EXERCISE: Look through the data and write out every line with the word "values" in it.
++++++++++++++++++++
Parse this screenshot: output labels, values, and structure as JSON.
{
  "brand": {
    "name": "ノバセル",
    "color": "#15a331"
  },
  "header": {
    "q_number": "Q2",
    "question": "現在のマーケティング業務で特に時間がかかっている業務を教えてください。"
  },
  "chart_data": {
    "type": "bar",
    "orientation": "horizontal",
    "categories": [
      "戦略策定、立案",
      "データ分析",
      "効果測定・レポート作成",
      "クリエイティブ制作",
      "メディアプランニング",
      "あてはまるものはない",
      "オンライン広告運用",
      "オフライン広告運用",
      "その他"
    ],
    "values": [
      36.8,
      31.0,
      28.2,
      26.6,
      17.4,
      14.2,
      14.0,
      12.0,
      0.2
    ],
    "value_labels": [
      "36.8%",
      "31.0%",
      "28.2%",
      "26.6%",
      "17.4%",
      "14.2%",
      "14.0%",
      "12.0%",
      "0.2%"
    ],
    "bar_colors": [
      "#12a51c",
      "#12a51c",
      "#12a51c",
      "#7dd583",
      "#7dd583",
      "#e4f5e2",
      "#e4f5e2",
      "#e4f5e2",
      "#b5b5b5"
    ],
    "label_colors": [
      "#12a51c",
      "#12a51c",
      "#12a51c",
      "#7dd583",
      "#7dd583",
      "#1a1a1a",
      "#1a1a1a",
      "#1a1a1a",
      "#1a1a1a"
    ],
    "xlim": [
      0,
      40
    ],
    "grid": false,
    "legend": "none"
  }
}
++++++++++++++++++++
COMPLETED TASK:
Parse this screenshot: output labels, values, and structure as JSON.
    "values": [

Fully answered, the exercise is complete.